MATERIAL FOR THE TASK |
^^^^^^^^^^^^^^^^

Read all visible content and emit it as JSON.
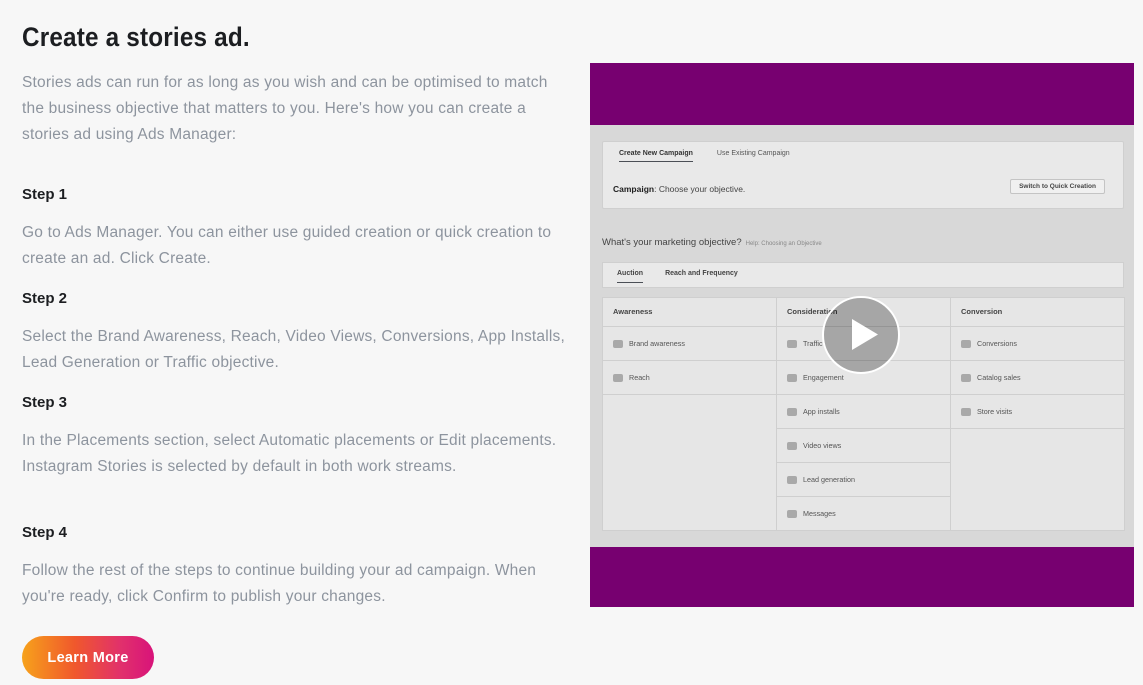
{
  "title": "Create a stories ad.",
  "intro": "Stories ads can run for as long as you wish and can be optimised to match the business objective that matters to you. Here's how you can create a stories ad using Ads Manager:",
  "steps": [
    {
      "label": "Step 1",
      "text": "Go to Ads Manager. You can either use guided creation or quick creation to create an ad. Click Create."
    },
    {
      "label": "Step 2",
      "text": "Select the Brand Awareness, Reach, Video Views, Conversions, App Installs, Lead Generation or Traffic objective."
    },
    {
      "label": "Step 3",
      "text": "In the Placements section, select Automatic placements or Edit placements. Instagram Stories is selected by default in both work streams."
    },
    {
      "label": "Step 4",
      "text": "Follow the rest of the steps to continue building your ad campaign. When you're ready, click Confirm to publish your changes."
    }
  ],
  "cta": {
    "label": "Learn More"
  },
  "video": {
    "border_color": "#770070",
    "tabs": [
      "Create New Campaign",
      "Use Existing Campaign"
    ],
    "campaign_label": "Campaign",
    "campaign_text": ": Choose your objective.",
    "quick_button": "Switch to Quick Creation",
    "objective_question": "What's your marketing objective?",
    "objective_help": "Help: Choosing an Objective",
    "buying_tabs": [
      "Auction",
      "Reach and Frequency"
    ],
    "columns": [
      {
        "head": "Awareness",
        "items": [
          "Brand awareness",
          "Reach"
        ]
      },
      {
        "head": "Consideration",
        "items": [
          "Traffic",
          "Engagement",
          "App installs",
          "Video views",
          "Lead generation",
          "Messages"
        ]
      },
      {
        "head": "Conversion",
        "items": [
          "Conversions",
          "Catalog sales",
          "Store visits"
        ]
      }
    ],
    "play_icon": "play-icon"
  }
}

^^^^^^^^^^^^^^^^

STATED PROBLEM | Reproduce each line from the records that contains the word "Lead".

FULL OUTPUT |
      "text": "Select the Brand Awareness, Reach, Video Views, Conversions, App Installs, Lead Generation or Traffic objective."
          "Lead generation",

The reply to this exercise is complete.